**Raw records**
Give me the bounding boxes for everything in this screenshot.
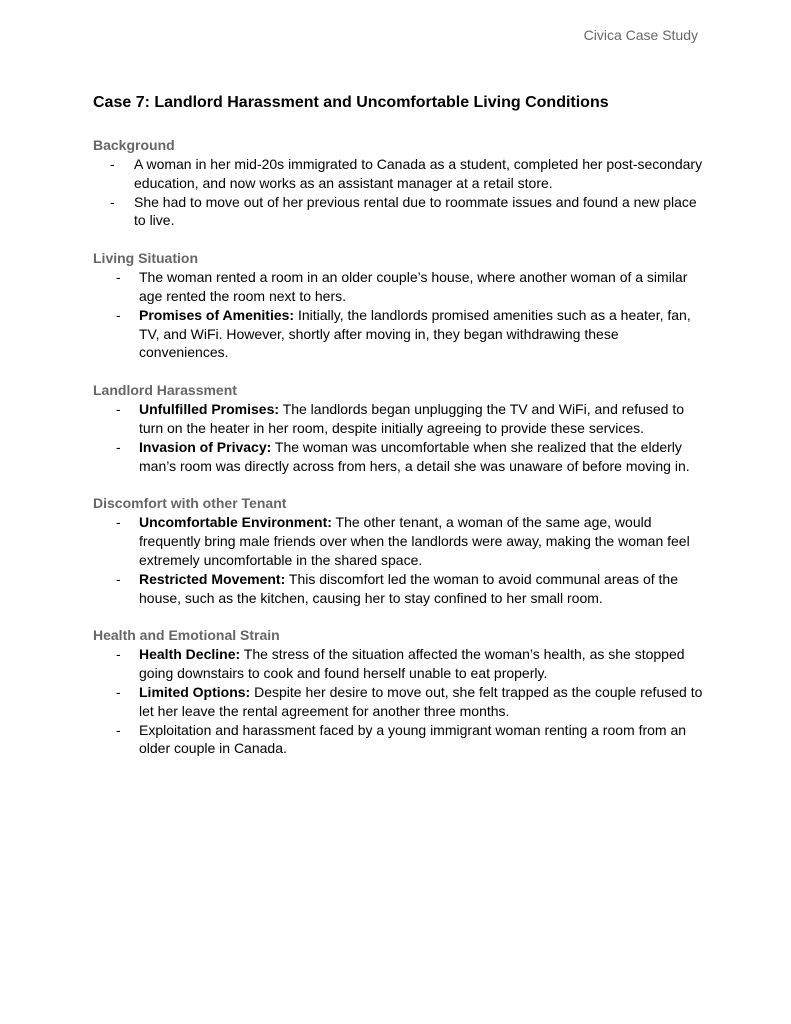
section-heading: Landlord Harassment	[93, 382, 237, 399]
section-heading: Discomfort with other Tenant	[93, 495, 287, 512]
list-item: - The woman rented a room in an older couple’s house, where another woman of a similar age rented the room next to hers.	[93, 268, 703, 306]
list-item: - She had to move out of her previous rental due to roommate issues and found a new place to live.	[93, 193, 703, 231]
list-item: - Uncomfortable Environment: The other tenant, a woman of the same age, would frequently bring male friends over when the landlords were away, making the woman feel extremely uncomfortable in the shared space.	[93, 513, 703, 569]
list-item: - Limited Options: Despite her desire to move out, she felt trapped as the couple refused to let her leave the rental agreement for another three months.	[93, 683, 703, 721]
document-title: Case 7: Landlord Harassment and Uncomfortable Living Conditions	[93, 94, 609, 111]
bullet-list	[93, 645, 703, 758]
bullet-list	[93, 513, 703, 607]
section-living-situation	[93, 249, 703, 362]
document-body	[93, 92, 703, 777]
section-health-strain	[93, 626, 703, 758]
bullet-list	[93, 155, 703, 230]
list-item: - Exploitation and harassment faced by a young immigrant woman renting a room from an older couple in Canada.	[93, 721, 703, 759]
section-discomfort-tenant	[93, 494, 703, 607]
list-item: - Invasion of Privacy: The woman was uncomfortable when she realized that the elderly man’s room was directly across from hers, a detail she was unaware of before moving in.	[93, 438, 703, 476]
list-item: - Promises of Amenities: Initially, the landlords promised amenities such as a heater, fan, TV, and WiFi. However, shortly after moving in, they began withdrawing these conveniences.	[93, 306, 703, 362]
list-item: - Unfulfilled Promises: The landlords began unplugging the TV and WiFi, and refused to turn on the heater in her room, despite initially agreeing to provide these services.	[93, 400, 703, 438]
section-landlord-harassment	[93, 381, 703, 475]
bullet-list	[93, 400, 703, 475]
section-background	[93, 136, 703, 230]
document-header: Civica Case Study	[583, 27, 698, 43]
list-item: - Health Decline: The stress of the situation affected the woman’s health, as she stopped going downstairs to cook and found herself unable to eat properly.	[93, 645, 703, 683]
section-heading: Background	[93, 137, 175, 153]
list-item: - A woman in her mid-20s immigrated to Canada as a student, completed her post-secondary education, and now works as an assistant manager at a retail store.	[93, 155, 703, 193]
section-heading: Living Situation	[93, 250, 198, 267]
bullet-list	[93, 268, 703, 362]
list-item: - Restricted Movement: This discomfort led the woman to avoid communal areas of the house, such as the kitchen, causing her to stay confined to her small room.	[93, 570, 703, 608]
section-heading: Health and Emotional Strain	[93, 627, 280, 644]
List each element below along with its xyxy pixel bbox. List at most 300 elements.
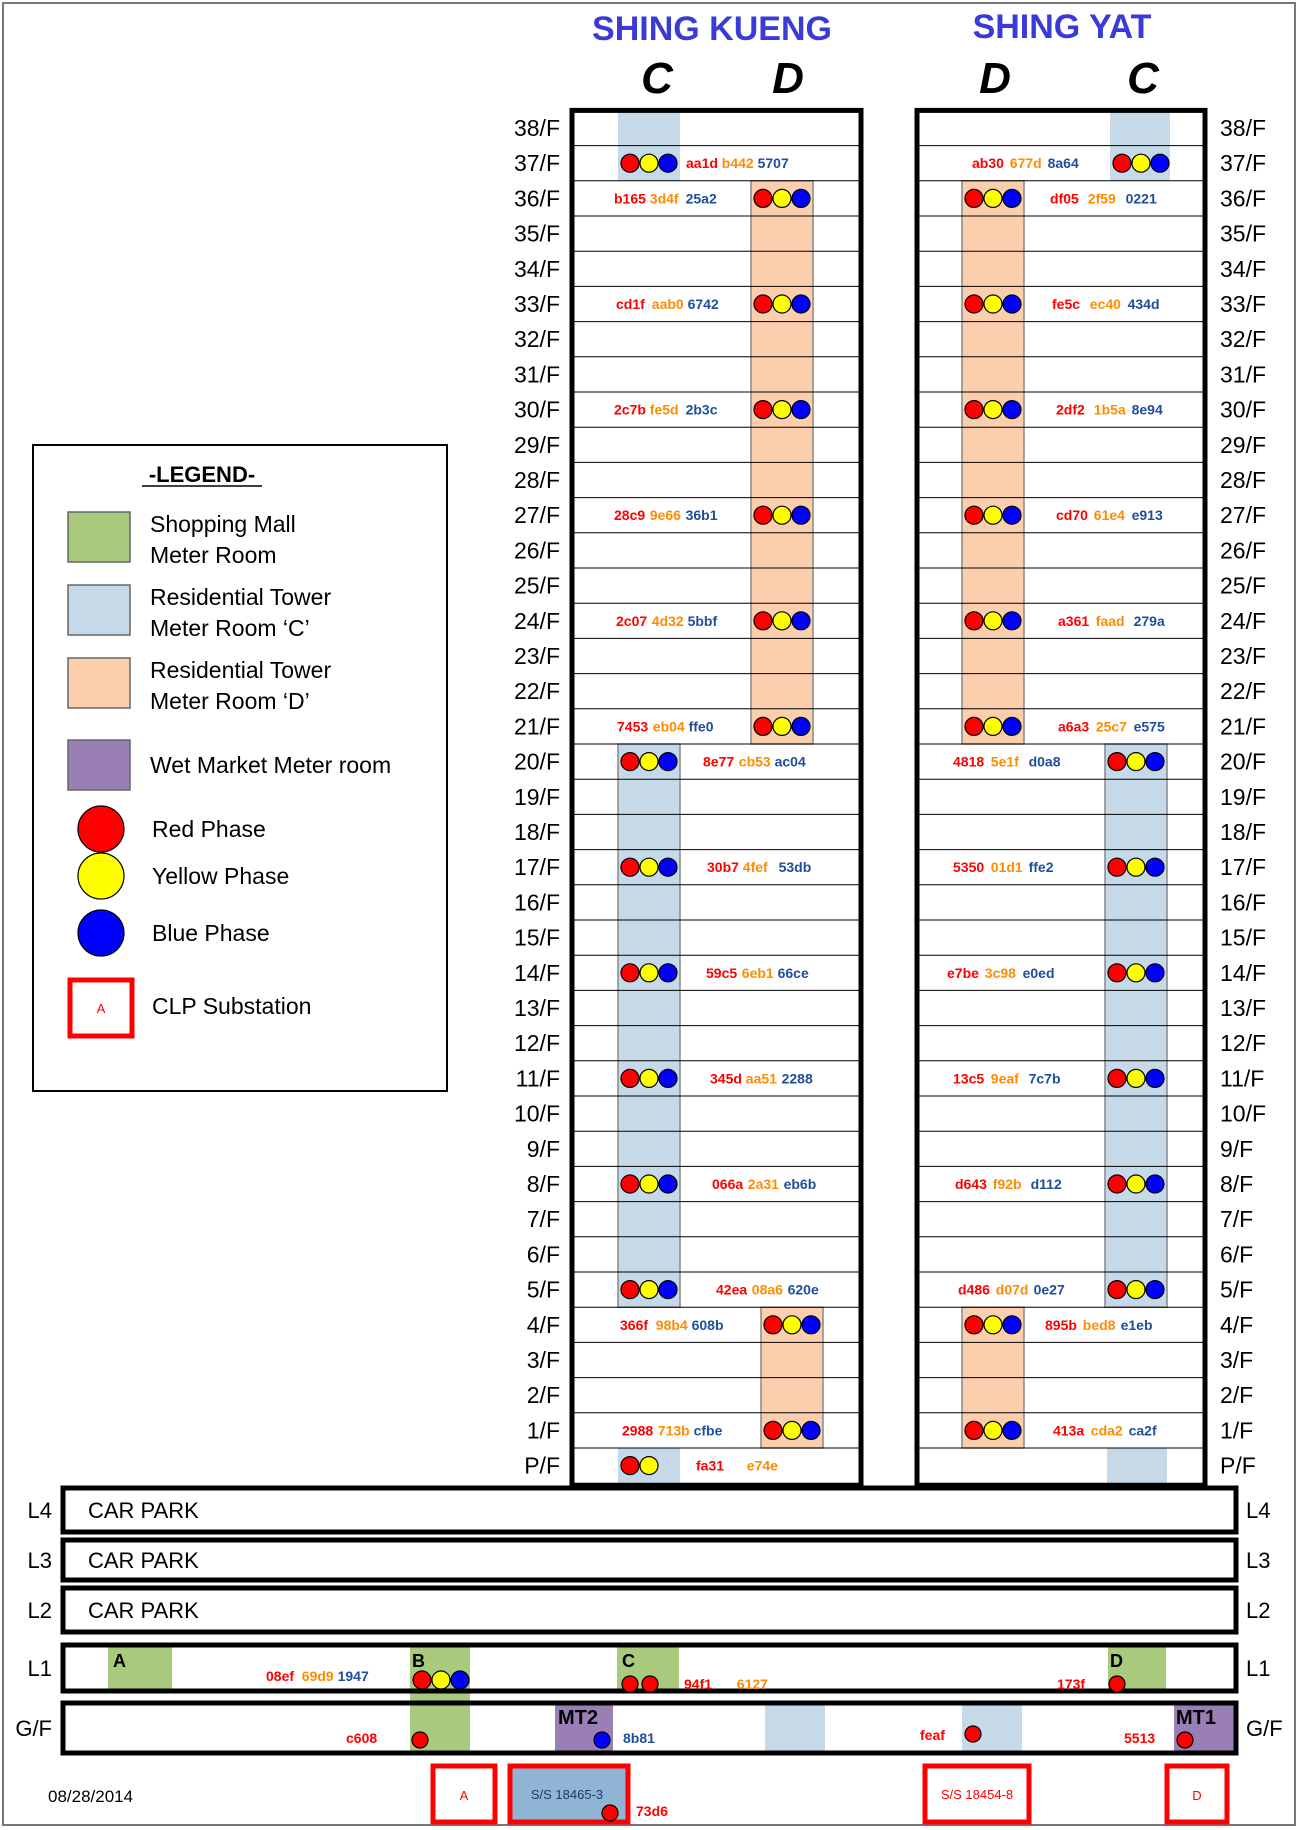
legend-swatch [68, 585, 130, 635]
blue-phase-dot [1003, 295, 1021, 313]
meter-code: ac04 [774, 753, 806, 770]
floor-label: 33/F [513, 291, 560, 317]
legend-item-label: Wet Market Meter room [150, 752, 392, 778]
meter-code: c608 [346, 1730, 378, 1746]
meter-code: 3c98 [984, 964, 1016, 981]
yellow-phase-dot [773, 295, 791, 313]
meter-code: cd1f [616, 296, 645, 312]
yellow-phase-dot [640, 858, 658, 876]
red-phase-dot [642, 1676, 658, 1692]
meter-code: e913 [1131, 507, 1163, 524]
floor-label: 26/F [1220, 537, 1267, 564]
legend-item-label: Meter Room ‘C’ [150, 615, 310, 641]
floor-label: 6/F [526, 1241, 560, 1268]
meter-code: aa1d [686, 155, 718, 172]
blue-phase-dot [594, 1732, 610, 1748]
yellow-phase-dot [773, 717, 791, 735]
blue-phase-dot [792, 189, 810, 207]
legend-substation-label: CLP Substation [152, 993, 312, 1019]
meter-code: 0e27 [1033, 1281, 1065, 1298]
blue-phase-dot [792, 717, 810, 735]
meter-code: fe5c [1052, 296, 1081, 312]
meter-code: 25a2 [685, 190, 717, 207]
meter-code: aab0 [651, 296, 684, 312]
blue-phase-dot [802, 1316, 820, 1334]
floor-label: 12/F [1220, 1030, 1267, 1057]
yellow-phase-dot [640, 1069, 658, 1087]
red-phase-dot [754, 295, 772, 313]
meter-code: 28c9 [614, 507, 646, 524]
yellow-phase-dot [1127, 858, 1145, 876]
legend-item-label: Residential Tower [150, 584, 332, 610]
floor-label: 3/F [526, 1347, 560, 1373]
substation-label: S/S 18465-3 [530, 1787, 604, 1802]
floor-label: 25/F [513, 572, 560, 599]
mall-room-label: C [622, 1651, 635, 1671]
meter-code: d0a8 [1028, 753, 1061, 770]
meter-code: 9eaf [990, 1070, 1019, 1087]
meter-code: 0221 [1125, 190, 1157, 207]
legend-swatch [68, 512, 130, 562]
yellow-phase-dot [1127, 1175, 1145, 1193]
blue-phase-dot [792, 506, 810, 524]
meter-code: 2988 [622, 1422, 654, 1439]
podium-level-label: L2 [27, 1598, 52, 1623]
meter-code: eb04 [652, 718, 685, 735]
meter-code: a6a3 [1058, 718, 1090, 735]
floor-label: 16/F [513, 889, 560, 916]
meter-code: e74e [746, 1457, 778, 1474]
red-phase-dot [965, 1421, 983, 1439]
red-phase-dot [1108, 1175, 1126, 1193]
floor-label: 4/F [1220, 1311, 1254, 1338]
meter-code: cfbe [693, 1422, 723, 1439]
meter-code: 413a [1053, 1422, 1085, 1439]
meter-code: 13c5 [953, 1070, 985, 1087]
tower-column-d-label: D [772, 54, 804, 103]
yellow-phase-dot [984, 189, 1002, 207]
meter-code: 08ef [266, 1668, 295, 1684]
floor-label: 19/F [1220, 783, 1267, 810]
floor-label: 38/F [1220, 115, 1267, 141]
meter-code: d112 [1030, 1176, 1062, 1192]
floor-label: 35/F [1220, 220, 1267, 247]
blue-phase-dot [659, 1069, 677, 1087]
floor-label: 5/F [526, 1276, 560, 1303]
floor-label: 35/F [513, 220, 560, 247]
meter-code: 8b81 [623, 1730, 655, 1746]
yellow-phase-dot [432, 1671, 450, 1689]
meter-code: ec40 [1089, 296, 1121, 312]
blue-phase-dot [659, 753, 677, 771]
red-phase-dot [621, 753, 639, 771]
yellow-phase-dot [984, 1421, 1002, 1439]
meter-code: 30b7 [707, 859, 739, 876]
floor-label: 31/F [1220, 361, 1267, 388]
meter-code: fe5d [649, 401, 679, 418]
legend-item-label: Meter Room [150, 542, 277, 568]
meter-code: 4818 [953, 753, 985, 770]
podium-level-label: L3 [1246, 1548, 1271, 1573]
blue-phase-dot [1003, 189, 1021, 207]
floor-label: 23/F [1220, 643, 1267, 669]
red-phase-dot [621, 1457, 639, 1475]
legend-item-label: Meter Room ‘D’ [150, 688, 310, 714]
meter-code: 5350 [953, 859, 985, 876]
red-phase-dot [621, 1069, 639, 1087]
yellow-phase-dot [640, 1281, 658, 1299]
meter-code: fa31 [696, 1457, 725, 1474]
blue-phase-dot [792, 612, 810, 630]
tower-title-shing-kueng: SHING KUENG [592, 10, 832, 48]
legend-phase-dot [78, 910, 124, 956]
meter-code: a361 [1058, 612, 1090, 629]
floor-label: 26/F [513, 537, 560, 564]
yellow-phase-dot [984, 717, 1002, 735]
blue-phase-dot [1003, 612, 1021, 630]
floor-label: 9/F [526, 1135, 560, 1162]
meter-code: cb53 [738, 753, 771, 770]
floor-label: 20/F [513, 748, 560, 775]
floor-label: 25/F [1220, 572, 1267, 599]
red-phase-dot [621, 1281, 639, 1299]
yellow-phase-dot [773, 612, 791, 630]
meter-code: 01d1 [990, 859, 1023, 876]
yellow-phase-dot [640, 753, 658, 771]
floor-label: 36/F [513, 185, 560, 212]
floor-label: 8/F [1220, 1171, 1254, 1197]
substation-label: A [459, 1788, 469, 1803]
yellow-phase-dot [984, 506, 1002, 524]
floor-label: 24/F [1220, 607, 1267, 634]
meter-code: 61e4 [1093, 507, 1125, 524]
meter-code: d07d [995, 1281, 1029, 1298]
blue-phase-dot [1146, 858, 1164, 876]
floor-label: 15/F [513, 924, 560, 951]
legend-swatch [68, 740, 130, 790]
meter-code: 366f [620, 1316, 649, 1333]
podium-level-box [63, 1488, 1236, 1532]
meter-code: 25c7 [1095, 718, 1127, 735]
meter-code: 2b3c [685, 401, 718, 418]
yellow-phase-dot [640, 1175, 658, 1193]
podium-level-label: L1 [27, 1656, 52, 1681]
wet-market-room-label: MT2 [558, 1707, 598, 1729]
red-phase-dot [1108, 858, 1126, 876]
red-phase-dot [621, 964, 639, 982]
meter-code: d643 [955, 1176, 987, 1192]
blue-phase-dot [1003, 506, 1021, 524]
legend-phase-dot [78, 806, 124, 852]
podium-level-label: G/F [15, 1716, 52, 1741]
floor-label: 13/F [513, 995, 560, 1021]
meter-code: 1947 [337, 1668, 369, 1684]
meter-code: 620e [787, 1281, 819, 1298]
red-phase-dot [965, 1726, 981, 1742]
legend-phase-label: Yellow Phase [152, 863, 290, 889]
meter-code: 2f59 [1087, 190, 1116, 207]
floor-label: 37/F [513, 150, 560, 177]
floor-label: 33/F [1220, 291, 1267, 317]
car-park-label: CAR PARK [88, 1498, 199, 1523]
legend-substation-symbol-text: A [96, 1001, 106, 1016]
floor-label: 9/F [1220, 1135, 1254, 1162]
floor-label: 14/F [513, 959, 560, 986]
red-phase-dot [965, 295, 983, 313]
floor-label: 32/F [513, 326, 560, 353]
meter-code: 1b5a [1093, 401, 1126, 418]
meter-code: e0ed [1022, 964, 1055, 981]
meter-code: 59c5 [706, 964, 738, 981]
red-phase-dot [754, 612, 772, 630]
meter-code: 677d [1009, 155, 1042, 172]
meter-code: faad [1095, 612, 1125, 629]
floor-label: 30/F [1220, 396, 1267, 423]
legend-phase-label: Blue Phase [152, 920, 270, 946]
floor-label: 18/F [513, 819, 560, 845]
meter-code: 08a6 [751, 1281, 783, 1298]
meter-code: 2288 [781, 1070, 813, 1087]
yellow-phase-dot [773, 189, 791, 207]
meter-code: 895b [1045, 1316, 1077, 1333]
podium-level-label: G/F [1246, 1716, 1283, 1741]
meter-code: 69d9 [301, 1668, 334, 1684]
floor-label: 6/F [1220, 1241, 1254, 1268]
floor-label: 10/F [1220, 1100, 1267, 1127]
blue-phase-dot [451, 1671, 469, 1689]
red-phase-dot [622, 1676, 638, 1692]
floor-label: 2/F [526, 1382, 560, 1409]
legend-phase-label: Red Phase [152, 816, 266, 842]
meter-code: b165 [614, 190, 646, 207]
meter-code: cd70 [1056, 507, 1088, 524]
floor-label: P/F [1220, 1452, 1256, 1479]
red-phase-dot [1177, 1732, 1193, 1748]
date-stamp: 08/28/2014 [48, 1787, 134, 1806]
residential-meter-room-c [1107, 1448, 1167, 1486]
meter-code: e7be [947, 964, 979, 981]
blue-phase-dot [659, 154, 677, 172]
meter-code: 2df2 [1056, 401, 1085, 418]
meter-code: 7c7b [1028, 1070, 1061, 1087]
floor-label: 7/F [526, 1206, 560, 1233]
meter-code: 3d4f [649, 190, 679, 207]
yellow-phase-dot [1127, 1281, 1145, 1299]
tower-column-c-label: C [1127, 54, 1159, 103]
substation-label: D [1192, 1788, 1202, 1803]
floor-label: 24/F [513, 607, 560, 634]
wet-market-room-label: MT1 [1176, 1707, 1216, 1729]
blue-phase-dot [792, 401, 810, 419]
floor-label: 20/F [1220, 748, 1267, 775]
red-phase-dot [1108, 1281, 1126, 1299]
floor-label: 1/F [526, 1417, 560, 1444]
floor-label: 29/F [513, 431, 560, 458]
meter-code: 5e1f [990, 753, 1019, 770]
floor-label: 37/F [1220, 150, 1267, 177]
meter-code: 608b [691, 1316, 724, 1333]
yellow-phase-dot [773, 401, 791, 419]
yellow-phase-dot [1127, 753, 1145, 771]
floor-label: 19/F [513, 783, 560, 810]
floor-label: 34/F [513, 255, 560, 282]
red-phase-dot [602, 1805, 618, 1821]
meter-code: feaf [920, 1727, 945, 1743]
yellow-phase-dot [1132, 154, 1150, 172]
meter-code: 5707 [757, 155, 789, 172]
floor-label: 17/F [1220, 854, 1267, 881]
floor-label: 4/F [526, 1311, 560, 1338]
yellow-phase-dot [984, 1316, 1002, 1334]
meter-code: 6742 [687, 296, 719, 312]
blue-phase-dot [1146, 1175, 1164, 1193]
red-phase-dot [754, 189, 772, 207]
blue-phase-dot [1003, 1421, 1021, 1439]
floor-label: 31/F [513, 361, 560, 388]
blue-phase-dot [659, 1281, 677, 1299]
meter-code: ffe2 [1028, 859, 1054, 876]
meter-code: bed8 [1082, 1316, 1116, 1333]
floor-label: 17/F [513, 854, 560, 881]
blue-phase-dot [1003, 717, 1021, 735]
podium-level-box [63, 1540, 1236, 1580]
meter-code: 6eb1 [741, 964, 774, 981]
legend-item-label: Shopping Mall [150, 511, 296, 537]
floor-label: 22/F [1220, 678, 1267, 705]
red-phase-dot [1109, 1676, 1125, 1692]
yellow-phase-dot [640, 154, 658, 172]
floor-label: 34/F [1220, 255, 1267, 282]
meter-code: 73d6 [636, 1803, 668, 1819]
meter-code: 42ea [716, 1281, 748, 1298]
legend-swatch [68, 658, 130, 708]
floor-label: 14/F [1220, 959, 1267, 986]
blue-phase-dot [1146, 964, 1164, 982]
legend-phase-dot [78, 853, 124, 899]
floor-label: 3/F [1220, 1347, 1254, 1373]
floor-label: 5/F [1220, 1276, 1254, 1303]
meter-code: 36b1 [685, 507, 718, 524]
red-phase-dot [754, 401, 772, 419]
meter-code: 9e66 [649, 507, 681, 524]
floor-label: P/F [524, 1452, 560, 1479]
blue-phase-dot [1151, 154, 1169, 172]
red-phase-dot [754, 506, 772, 524]
podium-level-label: L2 [1246, 1598, 1271, 1623]
floor-label: 11/F [1220, 1065, 1265, 1092]
meter-code: 66ce [777, 964, 809, 981]
mall-room-label: D [1110, 1651, 1123, 1671]
floor-label: 29/F [1220, 431, 1267, 458]
tower-title-shing-yat: SHING YAT [972, 8, 1152, 46]
legend-item-label: Residential Tower [150, 657, 332, 683]
blue-phase-dot [1146, 1281, 1164, 1299]
meter-code: 8e77 [703, 753, 735, 770]
meter-code: 713b [657, 1422, 690, 1439]
meter-code: 5bbf [687, 612, 718, 629]
meter-code: 4fef [742, 859, 768, 876]
meter-code: 2c7b [614, 401, 646, 418]
car-park-label: CAR PARK [88, 1598, 199, 1623]
floor-label: 32/F [1220, 326, 1267, 353]
meter-code: b442 [721, 155, 754, 172]
red-phase-dot [621, 858, 639, 876]
floor-label: 12/F [513, 1030, 560, 1057]
meter-code: 2a31 [747, 1176, 779, 1192]
yellow-phase-dot [783, 1316, 801, 1334]
podium-level-label: L4 [27, 1498, 52, 1523]
red-phase-dot [413, 1671, 431, 1689]
red-phase-dot [1108, 1069, 1126, 1087]
floor-label: 36/F [1220, 185, 1267, 212]
yellow-phase-dot [773, 506, 791, 524]
blue-phase-dot [1003, 1316, 1021, 1334]
meter-code: ffe0 [688, 718, 714, 735]
red-phase-dot [1108, 753, 1126, 771]
meter-code: e1eb [1120, 1316, 1153, 1333]
meter-code: f92b [992, 1176, 1022, 1192]
meter-code: ca2f [1128, 1422, 1157, 1439]
floor-label: 8/F [526, 1171, 560, 1197]
floor-label: 11/F [515, 1065, 560, 1092]
meter-code: 4d32 [651, 612, 684, 629]
meter-code: 434d [1127, 296, 1160, 312]
floor-label: 38/F [513, 115, 560, 141]
floor-label: 28/F [1220, 467, 1267, 493]
yellow-phase-dot [640, 1457, 658, 1475]
meter-code: 7453 [617, 718, 649, 735]
meter-code: 2c07 [616, 612, 648, 629]
meter-code: 066a [712, 1176, 744, 1192]
floor-label: 27/F [1220, 502, 1267, 529]
blue-phase-dot [1146, 1069, 1164, 1087]
red-phase-dot [764, 1316, 782, 1334]
blue-phase-dot [659, 1175, 677, 1193]
red-phase-dot [1113, 154, 1131, 172]
yellow-phase-dot [984, 401, 1002, 419]
blue-phase-dot [792, 295, 810, 313]
floor-label: 21/F [1220, 713, 1267, 740]
tower-column-c-label: C [641, 54, 673, 103]
red-phase-dot [965, 612, 983, 630]
tower-column-d-label: D [979, 54, 1011, 103]
podium-level-box [63, 1588, 1236, 1632]
floor-label: 10/F [513, 1100, 560, 1127]
blue-phase-dot [659, 858, 677, 876]
floor-label: 23/F [513, 643, 560, 669]
floor-label: 22/F [513, 678, 560, 705]
car-park-label: CAR PARK [88, 1548, 199, 1573]
meter-code: ab30 [972, 155, 1004, 172]
red-phase-dot [965, 717, 983, 735]
yellow-phase-dot [984, 612, 1002, 630]
mall-room-label: A [113, 1651, 126, 1671]
meter-code: 345d [710, 1070, 742, 1087]
meter-code: d486 [958, 1281, 990, 1298]
meter-code: 8a64 [1047, 155, 1079, 172]
blue-phase-dot [659, 964, 677, 982]
meter-code: aa51 [745, 1070, 777, 1087]
red-phase-dot [621, 1175, 639, 1193]
residential-meter-room-c [765, 1703, 825, 1753]
red-phase-dot [621, 154, 639, 172]
red-phase-dot [412, 1732, 428, 1748]
meter-code: e575 [1133, 718, 1165, 735]
floor-label: 16/F [1220, 889, 1267, 916]
floor-label: 15/F [1220, 924, 1267, 951]
floor-label: 28/F [513, 467, 560, 493]
red-phase-dot [965, 189, 983, 207]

**Given request**
Copy out the lines of Block 1 word for word, beginning at the line that contains "382, 237, 399]" and stopping after the line that contains "list-item: - Promises". Include both of those lines.

**Task answer**
section-heading: Landlord Harassment	[93, 382, 237, 399]
section-heading: Discomfort with other Tenant	[93, 495, 287, 512]
list-item: - The woman rented a room in an older couple’s house, where another woman of a similar age rented the room next to hers.	[93, 268, 703, 306]
list-item: - She had to move out of her previous rental due to roommate issues and found a new place to live.	[93, 193, 703, 231]
list-item: - Uncomfortable Environment: The other tenant, a woman of the same age, would frequently bring male friends over when the landlords were away, making the woman feel extremely uncomfortable in the shared space.	[93, 513, 703, 569]
list-item: - Limited Options: Despite her desire to move out, she felt trapped as the couple refused to let her leave the rental agreement for another three months.	[93, 683, 703, 721]
document-title: Case 7: Landlord Harassment and Uncomfortable Living Conditions	[93, 94, 609, 111]
bullet-list	[93, 645, 703, 758]
bullet-list	[93, 513, 703, 607]
section-living-situation	[93, 249, 703, 362]
document-body	[93, 92, 703, 777]
section-health-strain	[93, 626, 703, 758]
bullet-list	[93, 155, 703, 230]
list-item: - Exploitation and harassment faced by a young immigrant woman renting a room from an older couple in Canada.	[93, 721, 703, 759]
section-discomfort-tenant	[93, 494, 703, 607]
list-item: - Invasion of Privacy: The woman was uncomfortable when she realized that the elderly man’s room was directly across from hers, a detail she was unaware of before moving in.	[93, 438, 703, 476]
list-item: - Promises of Amenities: Initially, the landlords promised amenities such as a heater, fan, TV, and WiFi. However, shortly after moving in, they began withdrawing these conveniences.	[93, 306, 703, 362]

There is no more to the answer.